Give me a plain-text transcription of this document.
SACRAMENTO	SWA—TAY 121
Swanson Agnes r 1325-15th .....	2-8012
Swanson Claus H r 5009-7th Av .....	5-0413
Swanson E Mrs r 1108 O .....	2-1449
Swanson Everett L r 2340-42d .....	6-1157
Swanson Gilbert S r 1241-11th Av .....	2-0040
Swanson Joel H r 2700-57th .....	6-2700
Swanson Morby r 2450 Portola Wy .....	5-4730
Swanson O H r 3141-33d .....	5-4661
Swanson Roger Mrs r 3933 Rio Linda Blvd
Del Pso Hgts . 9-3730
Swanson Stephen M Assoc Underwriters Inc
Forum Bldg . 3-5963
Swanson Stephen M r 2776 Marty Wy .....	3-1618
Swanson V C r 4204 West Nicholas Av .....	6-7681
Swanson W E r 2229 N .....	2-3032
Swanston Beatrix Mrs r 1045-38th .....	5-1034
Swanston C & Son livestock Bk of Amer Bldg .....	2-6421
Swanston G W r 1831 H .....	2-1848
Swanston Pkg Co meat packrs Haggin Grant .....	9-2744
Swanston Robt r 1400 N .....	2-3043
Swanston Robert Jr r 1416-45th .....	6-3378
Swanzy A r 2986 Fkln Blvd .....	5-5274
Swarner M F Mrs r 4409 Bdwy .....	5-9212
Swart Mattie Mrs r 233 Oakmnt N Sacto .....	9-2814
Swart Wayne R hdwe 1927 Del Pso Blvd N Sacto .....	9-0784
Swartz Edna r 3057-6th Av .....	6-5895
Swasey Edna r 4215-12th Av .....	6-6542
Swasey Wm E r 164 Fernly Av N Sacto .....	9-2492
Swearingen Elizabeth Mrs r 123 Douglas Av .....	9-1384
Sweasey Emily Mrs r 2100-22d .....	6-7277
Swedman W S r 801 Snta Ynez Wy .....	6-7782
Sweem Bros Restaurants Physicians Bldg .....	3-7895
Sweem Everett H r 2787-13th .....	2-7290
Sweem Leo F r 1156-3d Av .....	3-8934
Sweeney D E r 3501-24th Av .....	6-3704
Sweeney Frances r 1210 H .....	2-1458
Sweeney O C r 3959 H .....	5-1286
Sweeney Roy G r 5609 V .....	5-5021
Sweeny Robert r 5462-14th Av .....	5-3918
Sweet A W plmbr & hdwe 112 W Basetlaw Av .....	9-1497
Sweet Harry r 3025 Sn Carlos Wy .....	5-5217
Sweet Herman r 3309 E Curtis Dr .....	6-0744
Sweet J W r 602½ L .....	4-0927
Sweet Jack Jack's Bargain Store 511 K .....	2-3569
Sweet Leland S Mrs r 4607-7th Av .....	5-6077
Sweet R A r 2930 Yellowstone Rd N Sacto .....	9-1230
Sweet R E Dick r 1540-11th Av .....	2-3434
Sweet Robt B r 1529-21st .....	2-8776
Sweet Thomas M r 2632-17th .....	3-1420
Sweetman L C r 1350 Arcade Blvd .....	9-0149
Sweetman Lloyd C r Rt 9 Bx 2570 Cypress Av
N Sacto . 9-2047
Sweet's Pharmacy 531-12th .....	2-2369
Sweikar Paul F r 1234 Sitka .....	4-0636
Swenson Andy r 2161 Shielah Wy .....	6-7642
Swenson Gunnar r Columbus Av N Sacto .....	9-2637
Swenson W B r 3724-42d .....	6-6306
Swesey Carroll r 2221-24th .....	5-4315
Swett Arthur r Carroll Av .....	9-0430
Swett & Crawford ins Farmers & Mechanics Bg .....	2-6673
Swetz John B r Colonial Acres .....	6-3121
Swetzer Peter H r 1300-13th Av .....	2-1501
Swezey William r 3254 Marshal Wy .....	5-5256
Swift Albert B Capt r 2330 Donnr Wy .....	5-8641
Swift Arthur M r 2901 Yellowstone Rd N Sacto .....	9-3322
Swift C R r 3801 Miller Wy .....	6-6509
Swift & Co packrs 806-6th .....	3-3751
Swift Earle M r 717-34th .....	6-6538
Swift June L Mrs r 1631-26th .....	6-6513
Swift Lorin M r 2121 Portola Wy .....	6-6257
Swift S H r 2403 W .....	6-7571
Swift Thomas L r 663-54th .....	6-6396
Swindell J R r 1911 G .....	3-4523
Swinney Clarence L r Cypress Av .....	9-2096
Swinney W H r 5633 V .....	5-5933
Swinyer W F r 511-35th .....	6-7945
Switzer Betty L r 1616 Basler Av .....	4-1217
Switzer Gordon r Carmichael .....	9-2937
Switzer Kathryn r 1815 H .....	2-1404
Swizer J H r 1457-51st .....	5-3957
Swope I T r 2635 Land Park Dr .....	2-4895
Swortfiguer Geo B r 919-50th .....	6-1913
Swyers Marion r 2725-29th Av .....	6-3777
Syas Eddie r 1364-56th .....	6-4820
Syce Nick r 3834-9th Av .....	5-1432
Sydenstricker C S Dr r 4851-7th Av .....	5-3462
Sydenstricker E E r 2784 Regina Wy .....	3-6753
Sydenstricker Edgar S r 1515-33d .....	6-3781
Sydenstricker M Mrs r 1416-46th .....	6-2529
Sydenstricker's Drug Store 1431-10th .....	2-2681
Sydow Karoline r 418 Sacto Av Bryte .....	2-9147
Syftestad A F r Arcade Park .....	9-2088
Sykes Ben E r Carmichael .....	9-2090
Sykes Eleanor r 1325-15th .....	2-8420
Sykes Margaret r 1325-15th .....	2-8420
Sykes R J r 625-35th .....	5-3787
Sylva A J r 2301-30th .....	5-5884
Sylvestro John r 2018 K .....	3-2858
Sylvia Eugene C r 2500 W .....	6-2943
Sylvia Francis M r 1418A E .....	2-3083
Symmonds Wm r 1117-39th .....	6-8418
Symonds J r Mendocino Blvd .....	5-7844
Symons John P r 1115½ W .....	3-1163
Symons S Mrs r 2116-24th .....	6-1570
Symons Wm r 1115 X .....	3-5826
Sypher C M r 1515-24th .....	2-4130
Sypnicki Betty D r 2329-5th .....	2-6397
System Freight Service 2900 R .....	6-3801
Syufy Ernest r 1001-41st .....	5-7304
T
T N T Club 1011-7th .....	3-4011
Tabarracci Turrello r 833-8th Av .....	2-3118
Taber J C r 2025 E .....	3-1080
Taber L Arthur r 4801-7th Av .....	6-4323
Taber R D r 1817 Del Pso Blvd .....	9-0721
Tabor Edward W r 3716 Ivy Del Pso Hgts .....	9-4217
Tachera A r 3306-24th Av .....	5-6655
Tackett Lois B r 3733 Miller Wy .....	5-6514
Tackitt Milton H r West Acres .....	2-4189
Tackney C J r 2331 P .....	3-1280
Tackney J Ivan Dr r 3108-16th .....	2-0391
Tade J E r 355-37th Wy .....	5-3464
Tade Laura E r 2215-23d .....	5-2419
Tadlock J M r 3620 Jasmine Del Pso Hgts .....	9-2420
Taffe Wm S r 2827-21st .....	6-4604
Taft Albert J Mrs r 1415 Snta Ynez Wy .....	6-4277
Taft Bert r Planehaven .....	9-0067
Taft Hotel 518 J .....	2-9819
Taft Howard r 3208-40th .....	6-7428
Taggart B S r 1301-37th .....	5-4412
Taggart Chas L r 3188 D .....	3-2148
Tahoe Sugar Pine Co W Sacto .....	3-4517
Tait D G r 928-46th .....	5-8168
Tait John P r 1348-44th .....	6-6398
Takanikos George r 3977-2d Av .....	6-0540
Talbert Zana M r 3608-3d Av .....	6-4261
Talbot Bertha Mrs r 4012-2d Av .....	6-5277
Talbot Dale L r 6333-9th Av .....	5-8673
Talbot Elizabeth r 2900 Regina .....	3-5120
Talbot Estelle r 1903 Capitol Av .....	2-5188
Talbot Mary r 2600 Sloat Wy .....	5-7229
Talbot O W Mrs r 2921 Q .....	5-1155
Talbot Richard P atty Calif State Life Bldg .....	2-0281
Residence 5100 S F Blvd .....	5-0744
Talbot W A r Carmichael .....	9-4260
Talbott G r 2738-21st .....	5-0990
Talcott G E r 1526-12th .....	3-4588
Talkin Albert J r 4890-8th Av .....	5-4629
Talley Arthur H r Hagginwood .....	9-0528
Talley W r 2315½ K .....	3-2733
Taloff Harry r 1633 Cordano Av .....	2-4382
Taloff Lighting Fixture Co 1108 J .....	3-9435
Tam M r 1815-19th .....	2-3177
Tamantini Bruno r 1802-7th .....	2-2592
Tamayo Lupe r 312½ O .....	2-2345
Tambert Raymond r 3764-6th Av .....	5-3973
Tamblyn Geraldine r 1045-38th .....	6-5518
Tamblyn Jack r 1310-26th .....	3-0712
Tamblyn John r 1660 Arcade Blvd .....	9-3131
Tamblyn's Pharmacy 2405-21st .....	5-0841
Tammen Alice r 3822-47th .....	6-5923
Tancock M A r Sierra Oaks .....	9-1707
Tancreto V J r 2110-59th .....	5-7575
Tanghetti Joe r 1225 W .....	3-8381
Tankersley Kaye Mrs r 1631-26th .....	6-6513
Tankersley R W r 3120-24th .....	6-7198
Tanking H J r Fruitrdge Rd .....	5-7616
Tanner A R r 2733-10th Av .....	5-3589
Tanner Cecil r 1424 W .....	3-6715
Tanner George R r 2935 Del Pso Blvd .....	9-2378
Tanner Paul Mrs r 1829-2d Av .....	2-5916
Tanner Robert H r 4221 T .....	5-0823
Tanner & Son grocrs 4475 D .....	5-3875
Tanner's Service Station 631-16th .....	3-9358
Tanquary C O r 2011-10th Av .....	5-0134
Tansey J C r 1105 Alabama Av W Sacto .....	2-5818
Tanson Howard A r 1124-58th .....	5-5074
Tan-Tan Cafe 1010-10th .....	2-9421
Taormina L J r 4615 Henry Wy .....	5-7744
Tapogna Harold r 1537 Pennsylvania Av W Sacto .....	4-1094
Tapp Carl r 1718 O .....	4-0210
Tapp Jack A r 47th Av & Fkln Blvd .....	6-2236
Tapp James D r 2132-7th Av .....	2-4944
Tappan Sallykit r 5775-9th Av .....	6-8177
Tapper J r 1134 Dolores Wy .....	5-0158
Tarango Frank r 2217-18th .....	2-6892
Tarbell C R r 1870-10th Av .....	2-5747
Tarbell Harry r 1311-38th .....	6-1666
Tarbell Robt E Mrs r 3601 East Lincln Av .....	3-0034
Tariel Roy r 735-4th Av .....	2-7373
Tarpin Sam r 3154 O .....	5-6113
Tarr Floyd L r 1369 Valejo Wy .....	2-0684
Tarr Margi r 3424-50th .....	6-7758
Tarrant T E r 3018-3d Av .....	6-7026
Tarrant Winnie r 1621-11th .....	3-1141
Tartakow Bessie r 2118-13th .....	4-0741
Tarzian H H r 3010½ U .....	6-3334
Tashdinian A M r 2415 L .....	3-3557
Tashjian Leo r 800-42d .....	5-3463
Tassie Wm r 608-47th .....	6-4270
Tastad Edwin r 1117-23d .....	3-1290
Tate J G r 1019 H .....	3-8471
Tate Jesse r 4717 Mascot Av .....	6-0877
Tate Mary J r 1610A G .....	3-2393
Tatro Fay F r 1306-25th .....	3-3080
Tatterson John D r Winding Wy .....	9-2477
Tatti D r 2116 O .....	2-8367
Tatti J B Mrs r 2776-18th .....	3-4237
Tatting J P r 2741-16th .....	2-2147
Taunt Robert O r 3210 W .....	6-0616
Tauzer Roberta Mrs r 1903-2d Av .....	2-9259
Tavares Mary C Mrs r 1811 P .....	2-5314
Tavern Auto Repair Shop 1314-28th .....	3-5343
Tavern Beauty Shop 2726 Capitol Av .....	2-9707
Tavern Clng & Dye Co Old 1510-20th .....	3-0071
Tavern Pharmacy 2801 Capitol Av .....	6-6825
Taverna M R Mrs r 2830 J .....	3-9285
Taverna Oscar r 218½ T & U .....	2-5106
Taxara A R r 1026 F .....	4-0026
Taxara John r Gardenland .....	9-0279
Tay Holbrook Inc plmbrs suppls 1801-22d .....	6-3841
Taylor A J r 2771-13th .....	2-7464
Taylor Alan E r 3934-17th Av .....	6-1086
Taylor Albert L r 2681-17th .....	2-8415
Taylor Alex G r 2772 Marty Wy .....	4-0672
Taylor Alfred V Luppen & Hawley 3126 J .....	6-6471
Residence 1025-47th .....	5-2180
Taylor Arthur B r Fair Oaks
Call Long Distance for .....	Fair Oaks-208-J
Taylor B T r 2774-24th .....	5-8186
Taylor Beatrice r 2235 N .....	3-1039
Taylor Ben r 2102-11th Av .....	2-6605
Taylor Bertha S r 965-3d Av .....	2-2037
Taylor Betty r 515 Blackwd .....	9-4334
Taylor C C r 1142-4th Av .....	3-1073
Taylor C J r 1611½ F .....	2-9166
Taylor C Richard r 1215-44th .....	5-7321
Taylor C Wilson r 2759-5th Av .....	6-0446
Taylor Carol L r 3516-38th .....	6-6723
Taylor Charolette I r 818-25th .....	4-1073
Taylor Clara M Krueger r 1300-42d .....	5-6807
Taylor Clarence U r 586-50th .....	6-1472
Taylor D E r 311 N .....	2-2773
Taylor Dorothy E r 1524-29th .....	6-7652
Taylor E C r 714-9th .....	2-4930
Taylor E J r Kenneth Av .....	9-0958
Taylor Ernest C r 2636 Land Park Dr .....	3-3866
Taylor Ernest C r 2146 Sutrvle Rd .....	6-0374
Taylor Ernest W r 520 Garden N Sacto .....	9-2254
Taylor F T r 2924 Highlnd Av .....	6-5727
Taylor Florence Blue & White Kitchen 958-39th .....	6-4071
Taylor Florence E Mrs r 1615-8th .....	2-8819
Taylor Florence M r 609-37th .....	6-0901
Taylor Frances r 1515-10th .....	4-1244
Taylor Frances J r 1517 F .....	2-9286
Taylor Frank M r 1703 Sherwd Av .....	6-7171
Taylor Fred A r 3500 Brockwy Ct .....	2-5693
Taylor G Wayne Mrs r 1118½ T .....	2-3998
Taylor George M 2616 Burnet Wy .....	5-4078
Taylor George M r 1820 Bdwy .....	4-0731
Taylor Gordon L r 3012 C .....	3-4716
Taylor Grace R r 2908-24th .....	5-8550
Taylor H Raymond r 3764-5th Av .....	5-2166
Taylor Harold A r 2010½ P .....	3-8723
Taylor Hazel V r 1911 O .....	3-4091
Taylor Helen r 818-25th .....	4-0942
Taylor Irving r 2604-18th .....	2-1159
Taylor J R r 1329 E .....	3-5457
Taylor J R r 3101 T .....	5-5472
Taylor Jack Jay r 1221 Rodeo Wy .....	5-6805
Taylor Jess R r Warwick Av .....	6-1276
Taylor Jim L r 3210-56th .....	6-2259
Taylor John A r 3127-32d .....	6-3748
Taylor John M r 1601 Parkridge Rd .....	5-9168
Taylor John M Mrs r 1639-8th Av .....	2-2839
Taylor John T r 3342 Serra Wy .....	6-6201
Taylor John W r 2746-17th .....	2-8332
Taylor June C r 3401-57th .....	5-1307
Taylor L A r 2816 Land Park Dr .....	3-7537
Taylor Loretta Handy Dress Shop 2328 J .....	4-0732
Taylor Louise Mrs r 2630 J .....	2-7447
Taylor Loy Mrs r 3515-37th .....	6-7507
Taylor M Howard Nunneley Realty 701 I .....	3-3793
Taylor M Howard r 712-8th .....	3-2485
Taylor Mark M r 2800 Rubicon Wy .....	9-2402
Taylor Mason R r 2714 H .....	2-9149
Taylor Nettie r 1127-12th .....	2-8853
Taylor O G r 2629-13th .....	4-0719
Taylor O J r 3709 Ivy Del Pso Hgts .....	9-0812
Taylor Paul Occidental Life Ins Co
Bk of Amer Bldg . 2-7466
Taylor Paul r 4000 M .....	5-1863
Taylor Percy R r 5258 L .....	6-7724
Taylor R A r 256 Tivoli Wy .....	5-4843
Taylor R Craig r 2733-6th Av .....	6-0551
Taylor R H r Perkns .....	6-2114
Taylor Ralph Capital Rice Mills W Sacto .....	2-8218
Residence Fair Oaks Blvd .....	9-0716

= = =

• [TASK]: How many lines in the records above contain the word "Taft"? Give only the number.

• [RIGHT ANSWER]: 4